| What to do |
Reproduce the records below exactly as they appear, omitting any pictures they contain.

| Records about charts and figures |
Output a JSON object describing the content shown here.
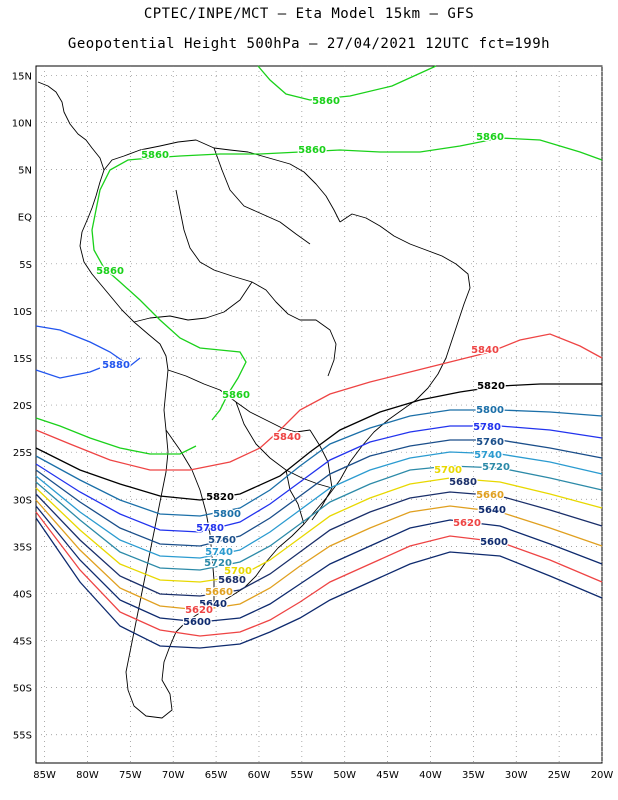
{
  "title": {
    "line1": "CPTEC/INPE/MCT –  Eta Model 15km – GFS",
    "line2": "Geopotential Height 500hPa – 27/04/2021 12UTC fct=199h"
  },
  "map": {
    "variable": "Geopotential Height 500hPa",
    "lon_range": [
      -86,
      -20
    ],
    "lat_range": [
      -58,
      16
    ],
    "lat_ticks": [
      "15N",
      "10N",
      "5N",
      "EQ",
      "5S",
      "10S",
      "15S",
      "20S",
      "25S",
      "30S",
      "35S",
      "40S",
      "45S",
      "50S",
      "55S"
    ],
    "lon_ticks": [
      "85W",
      "80W",
      "75W",
      "70W",
      "65W",
      "60W",
      "55W",
      "50W",
      "45W",
      "40W",
      "35W",
      "30W",
      "25W",
      "20W"
    ],
    "grid": "dotted",
    "contour_labels": [
      {
        "text": "5860",
        "color": "#1ad11a"
      },
      {
        "text": "5860",
        "color": "#1ad11a"
      },
      {
        "text": "5860",
        "color": "#1ad11a"
      },
      {
        "text": "5860",
        "color": "#1ad11a"
      },
      {
        "text": "5860",
        "color": "#1ad11a"
      },
      {
        "text": "5860",
        "color": "#1ad11a"
      },
      {
        "text": "5880",
        "color": "#2255ee"
      },
      {
        "text": "5840",
        "color": "#ee4444"
      },
      {
        "text": "5840",
        "color": "#ee4444"
      },
      {
        "text": "5820",
        "color": "#000000"
      },
      {
        "text": "5820",
        "color": "#000000"
      },
      {
        "text": "5800",
        "color": "#1b6fa8"
      },
      {
        "text": "5800",
        "color": "#1b6fa8"
      },
      {
        "text": "5780",
        "color": "#2233ee"
      },
      {
        "text": "5780",
        "color": "#2233ee"
      },
      {
        "text": "5760",
        "color": "#1a4e8a"
      },
      {
        "text": "5760",
        "color": "#1a4e8a"
      },
      {
        "text": "5740",
        "color": "#2b9bd0"
      },
      {
        "text": "5740",
        "color": "#2b9bd0"
      },
      {
        "text": "5720",
        "color": "#2c8aa8"
      },
      {
        "text": "5720",
        "color": "#2c8aa8"
      },
      {
        "text": "5700",
        "color": "#e8d800"
      },
      {
        "text": "5700",
        "color": "#e8d800"
      },
      {
        "text": "5680",
        "color": "#1a2f6a"
      },
      {
        "text": "5680",
        "color": "#1a2f6a"
      },
      {
        "text": "5660",
        "color": "#e0a020"
      },
      {
        "text": "5660",
        "color": "#e0a020"
      },
      {
        "text": "5640",
        "color": "#0e2a6e"
      },
      {
        "text": "5640",
        "color": "#0e2a6e"
      },
      {
        "text": "5620",
        "color": "#ee4444"
      },
      {
        "text": "5620",
        "color": "#ee4444"
      },
      {
        "text": "5600",
        "color": "#0e2a6e"
      },
      {
        "text": "5600",
        "color": "#0e2a6e"
      }
    ]
  }
}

| Solution to this problem |
Output a JSON object describing the content shown here.
{
  "title": {
    "line1": "CPTEC/INPE/MCT –  Eta Model 15km – GFS",
    "line2": "Geopotential Height 500hPa – 27/04/2021 12UTC fct=199h"
  },
  "map": {
    "variable": "Geopotential Height 500hPa",
    "lon_range": [
      -86,
      -20
    ],
    "lat_range": [
      -58,
      16
    ],
    "lat_ticks": [
      "15N",
      "10N",
      "5N",
      "EQ",
      "5S",
      "10S",
      "15S",
      "20S",
      "25S",
      "30S",
      "35S",
      "40S",
      "45S",
      "50S",
      "55S"
    ],
    "lon_ticks": [
      "85W",
      "80W",
      "75W",
      "70W",
      "65W",
      "60W",
      "55W",
      "50W",
      "45W",
      "40W",
      "35W",
      "30W",
      "25W",
      "20W"
    ],
    "grid": "dotted",
    "contour_labels": [
      {
        "text": "5860",
        "color": "#1ad11a"
      },
      {
        "text": "5860",
        "color": "#1ad11a"
      },
      {
        "text": "5860",
        "color": "#1ad11a"
      },
      {
        "text": "5860",
        "color": "#1ad11a"
      },
      {
        "text": "5860",
        "color": "#1ad11a"
      },
      {
        "text": "5860",
        "color": "#1ad11a"
      },
      {
        "text": "5880",
        "color": "#2255ee"
      },
      {
        "text": "5840",
        "color": "#ee4444"
      },
      {
        "text": "5840",
        "color": "#ee4444"
      },
      {
        "text": "5820",
        "color": "#000000"
      },
      {
        "text": "5820",
        "color": "#000000"
      },
      {
        "text": "5800",
        "color": "#1b6fa8"
      },
      {
        "text": "5800",
        "color": "#1b6fa8"
      },
      {
        "text": "5780",
        "color": "#2233ee"
      },
      {
        "text": "5780",
        "color": "#2233ee"
      },
      {
        "text": "5760",
        "color": "#1a4e8a"
      },
      {
        "text": "5760",
        "color": "#1a4e8a"
      },
      {
        "text": "5740",
        "color": "#2b9bd0"
      },
      {
        "text": "5740",
        "color": "#2b9bd0"
      },
      {
        "text": "5720",
        "color": "#2c8aa8"
      },
      {
        "text": "5720",
        "color": "#2c8aa8"
      },
      {
        "text": "5700",
        "color": "#e8d800"
      },
      {
        "text": "5700",
        "color": "#e8d800"
      },
      {
        "text": "5680",
        "color": "#1a2f6a"
      },
      {
        "text": "5680",
        "color": "#1a2f6a"
      },
      {
        "text": "5660",
        "color": "#e0a020"
      },
      {
        "text": "5660",
        "color": "#e0a020"
      },
      {
        "text": "5640",
        "color": "#0e2a6e"
      },
      {
        "text": "5640",
        "color": "#0e2a6e"
      },
      {
        "text": "5620",
        "color": "#ee4444"
      },
      {
        "text": "5620",
        "color": "#ee4444"
      },
      {
        "text": "5600",
        "color": "#0e2a6e"
      },
      {
        "text": "5600",
        "color": "#0e2a6e"
      }
    ]
  }
}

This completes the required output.